Problem
All lines featuring the string "image" are to be listed.

[Data entries for graphics]

------------------------------------------------------------

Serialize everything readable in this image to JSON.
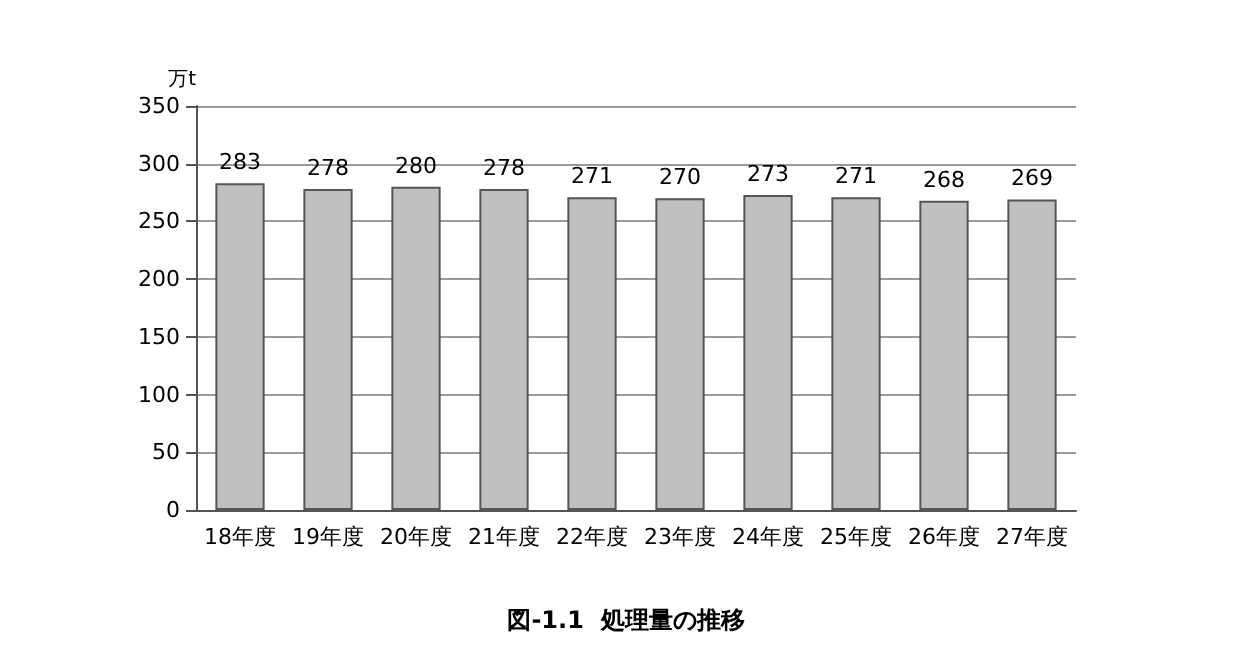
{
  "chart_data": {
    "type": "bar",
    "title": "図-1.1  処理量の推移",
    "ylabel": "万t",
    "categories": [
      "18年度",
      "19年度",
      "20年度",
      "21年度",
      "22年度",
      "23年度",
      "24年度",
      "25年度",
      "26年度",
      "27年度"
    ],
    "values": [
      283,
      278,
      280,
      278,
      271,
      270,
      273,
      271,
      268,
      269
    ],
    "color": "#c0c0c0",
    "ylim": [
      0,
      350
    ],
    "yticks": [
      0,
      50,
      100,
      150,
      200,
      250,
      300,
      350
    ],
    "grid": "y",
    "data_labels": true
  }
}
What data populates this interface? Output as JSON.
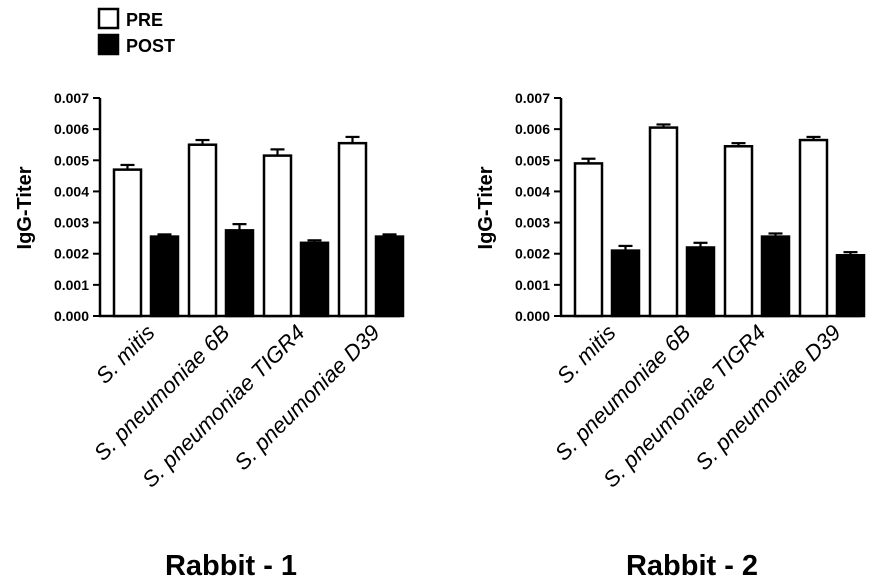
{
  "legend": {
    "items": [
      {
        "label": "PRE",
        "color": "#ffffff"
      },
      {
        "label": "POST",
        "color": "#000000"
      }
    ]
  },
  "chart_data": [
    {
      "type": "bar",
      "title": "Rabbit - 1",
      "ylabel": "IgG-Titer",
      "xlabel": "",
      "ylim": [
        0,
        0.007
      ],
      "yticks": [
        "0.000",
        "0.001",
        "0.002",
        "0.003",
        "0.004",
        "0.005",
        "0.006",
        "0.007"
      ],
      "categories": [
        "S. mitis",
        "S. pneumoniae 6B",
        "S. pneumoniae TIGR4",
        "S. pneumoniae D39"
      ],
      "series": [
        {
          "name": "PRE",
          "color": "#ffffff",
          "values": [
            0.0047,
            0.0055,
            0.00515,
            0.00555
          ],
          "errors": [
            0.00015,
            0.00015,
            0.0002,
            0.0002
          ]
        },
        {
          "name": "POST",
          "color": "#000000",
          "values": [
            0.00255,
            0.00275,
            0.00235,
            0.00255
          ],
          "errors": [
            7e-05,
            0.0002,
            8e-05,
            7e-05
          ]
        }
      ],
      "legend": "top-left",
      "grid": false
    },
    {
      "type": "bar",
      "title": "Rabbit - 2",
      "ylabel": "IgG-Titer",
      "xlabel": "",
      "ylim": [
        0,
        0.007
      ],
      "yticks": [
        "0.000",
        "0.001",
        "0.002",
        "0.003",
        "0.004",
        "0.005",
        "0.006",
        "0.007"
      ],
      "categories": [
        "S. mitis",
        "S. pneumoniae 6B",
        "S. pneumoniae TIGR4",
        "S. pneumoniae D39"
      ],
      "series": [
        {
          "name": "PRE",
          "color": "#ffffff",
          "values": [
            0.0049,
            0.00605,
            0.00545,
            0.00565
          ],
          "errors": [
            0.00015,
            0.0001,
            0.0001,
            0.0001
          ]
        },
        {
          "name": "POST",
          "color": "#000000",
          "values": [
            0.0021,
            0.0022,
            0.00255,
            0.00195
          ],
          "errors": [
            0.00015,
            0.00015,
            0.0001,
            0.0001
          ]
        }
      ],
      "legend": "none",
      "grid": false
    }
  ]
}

------------------------------------------------------------

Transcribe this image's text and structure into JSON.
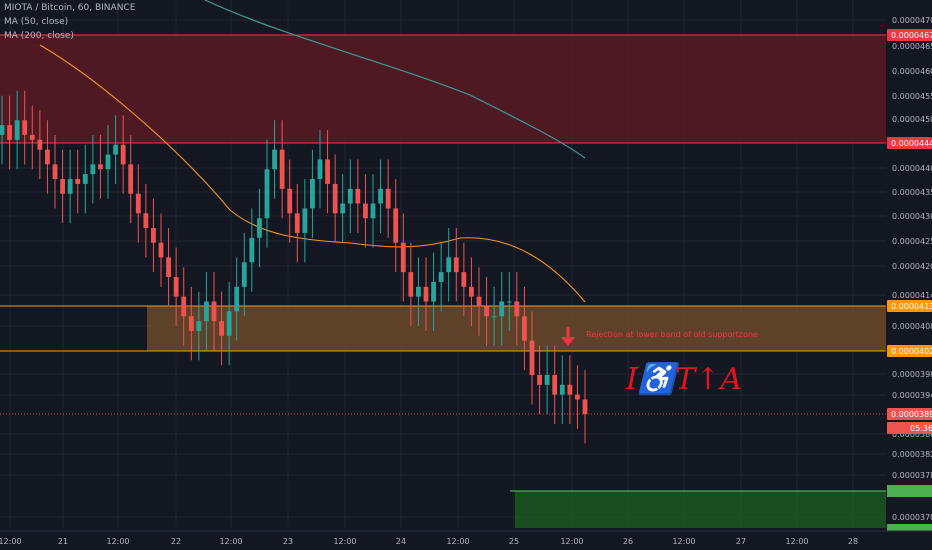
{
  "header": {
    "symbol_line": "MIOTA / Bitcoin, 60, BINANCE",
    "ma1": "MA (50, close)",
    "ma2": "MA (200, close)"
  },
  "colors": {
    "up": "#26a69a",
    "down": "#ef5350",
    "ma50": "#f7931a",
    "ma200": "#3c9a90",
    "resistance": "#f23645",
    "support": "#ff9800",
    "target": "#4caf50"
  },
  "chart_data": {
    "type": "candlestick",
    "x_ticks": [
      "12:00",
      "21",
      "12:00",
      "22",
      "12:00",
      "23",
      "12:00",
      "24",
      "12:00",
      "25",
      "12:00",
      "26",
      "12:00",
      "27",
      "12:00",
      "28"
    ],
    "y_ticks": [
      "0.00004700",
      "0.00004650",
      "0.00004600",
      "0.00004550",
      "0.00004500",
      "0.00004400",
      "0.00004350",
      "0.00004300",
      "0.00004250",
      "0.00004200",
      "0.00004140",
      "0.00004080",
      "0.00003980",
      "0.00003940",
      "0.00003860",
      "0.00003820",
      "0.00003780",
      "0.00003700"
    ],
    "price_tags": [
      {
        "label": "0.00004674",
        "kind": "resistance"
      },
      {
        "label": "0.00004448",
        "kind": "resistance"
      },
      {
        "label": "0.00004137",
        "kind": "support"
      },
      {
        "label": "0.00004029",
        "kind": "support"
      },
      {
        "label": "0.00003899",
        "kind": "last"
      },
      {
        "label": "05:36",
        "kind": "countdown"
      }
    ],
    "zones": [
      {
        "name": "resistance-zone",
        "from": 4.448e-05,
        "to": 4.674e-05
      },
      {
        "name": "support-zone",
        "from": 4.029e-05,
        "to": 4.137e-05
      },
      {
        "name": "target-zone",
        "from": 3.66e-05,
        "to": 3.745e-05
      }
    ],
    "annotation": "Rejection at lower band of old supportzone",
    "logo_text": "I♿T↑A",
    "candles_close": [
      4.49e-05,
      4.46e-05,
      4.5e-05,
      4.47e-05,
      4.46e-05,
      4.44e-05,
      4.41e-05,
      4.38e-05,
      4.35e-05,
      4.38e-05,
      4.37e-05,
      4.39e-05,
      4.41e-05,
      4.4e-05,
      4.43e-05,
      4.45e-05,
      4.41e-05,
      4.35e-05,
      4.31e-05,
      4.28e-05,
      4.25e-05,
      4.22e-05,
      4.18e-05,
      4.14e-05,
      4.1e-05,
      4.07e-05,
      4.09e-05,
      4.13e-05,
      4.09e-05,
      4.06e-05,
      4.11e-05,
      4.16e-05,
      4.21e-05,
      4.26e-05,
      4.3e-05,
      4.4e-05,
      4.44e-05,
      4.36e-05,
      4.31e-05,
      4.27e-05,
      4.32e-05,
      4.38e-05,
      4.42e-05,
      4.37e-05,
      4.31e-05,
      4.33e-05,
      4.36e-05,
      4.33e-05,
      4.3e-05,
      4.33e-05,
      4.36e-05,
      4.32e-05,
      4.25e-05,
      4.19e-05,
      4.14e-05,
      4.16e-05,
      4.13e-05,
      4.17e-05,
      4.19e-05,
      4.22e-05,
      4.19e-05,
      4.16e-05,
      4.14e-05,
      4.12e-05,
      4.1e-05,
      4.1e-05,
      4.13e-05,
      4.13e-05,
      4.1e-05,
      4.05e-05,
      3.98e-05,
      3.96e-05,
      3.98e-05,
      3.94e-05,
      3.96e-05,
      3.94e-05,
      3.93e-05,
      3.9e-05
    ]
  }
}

------------------------------------------------------------

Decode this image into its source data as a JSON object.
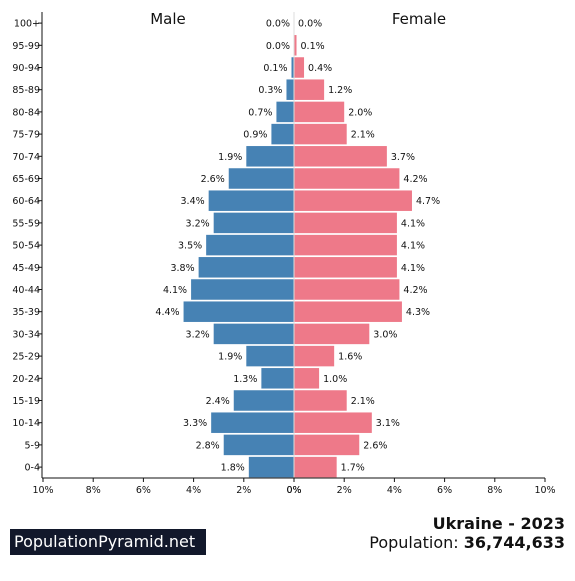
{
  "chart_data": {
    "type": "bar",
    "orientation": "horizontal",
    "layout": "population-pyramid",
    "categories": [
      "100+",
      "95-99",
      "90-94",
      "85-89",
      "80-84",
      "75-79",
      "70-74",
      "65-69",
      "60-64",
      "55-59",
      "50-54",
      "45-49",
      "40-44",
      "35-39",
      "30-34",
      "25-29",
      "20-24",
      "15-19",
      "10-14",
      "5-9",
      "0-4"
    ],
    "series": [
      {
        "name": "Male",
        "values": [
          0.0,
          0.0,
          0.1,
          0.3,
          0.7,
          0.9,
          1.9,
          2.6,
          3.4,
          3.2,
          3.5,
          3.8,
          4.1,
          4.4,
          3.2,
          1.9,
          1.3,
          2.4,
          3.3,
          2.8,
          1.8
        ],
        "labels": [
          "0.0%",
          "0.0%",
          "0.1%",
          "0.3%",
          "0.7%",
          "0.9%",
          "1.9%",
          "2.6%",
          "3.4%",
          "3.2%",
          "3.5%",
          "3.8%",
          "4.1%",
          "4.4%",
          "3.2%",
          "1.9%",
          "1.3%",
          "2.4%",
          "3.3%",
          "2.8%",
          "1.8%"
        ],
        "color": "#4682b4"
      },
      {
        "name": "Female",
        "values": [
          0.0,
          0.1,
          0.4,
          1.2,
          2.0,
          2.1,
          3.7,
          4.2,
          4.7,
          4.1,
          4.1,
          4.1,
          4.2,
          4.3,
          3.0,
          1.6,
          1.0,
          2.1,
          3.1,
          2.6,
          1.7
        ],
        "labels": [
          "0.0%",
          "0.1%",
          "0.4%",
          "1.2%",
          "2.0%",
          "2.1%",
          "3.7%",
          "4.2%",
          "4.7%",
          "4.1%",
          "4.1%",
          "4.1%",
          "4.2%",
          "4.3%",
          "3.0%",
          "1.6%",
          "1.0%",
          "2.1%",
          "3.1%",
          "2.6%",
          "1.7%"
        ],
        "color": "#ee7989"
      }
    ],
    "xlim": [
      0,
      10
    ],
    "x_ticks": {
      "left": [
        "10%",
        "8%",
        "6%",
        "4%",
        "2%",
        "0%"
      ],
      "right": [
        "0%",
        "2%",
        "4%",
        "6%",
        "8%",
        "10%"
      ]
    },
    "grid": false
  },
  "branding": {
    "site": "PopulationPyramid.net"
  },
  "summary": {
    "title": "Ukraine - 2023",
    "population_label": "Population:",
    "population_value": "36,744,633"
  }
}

------------------------------------------------------------

Result of the task
Serialize everything readable in this image to JSON.
Transcribe this image's text and structure into JSON.
Decode this image into its source data as a JSON object.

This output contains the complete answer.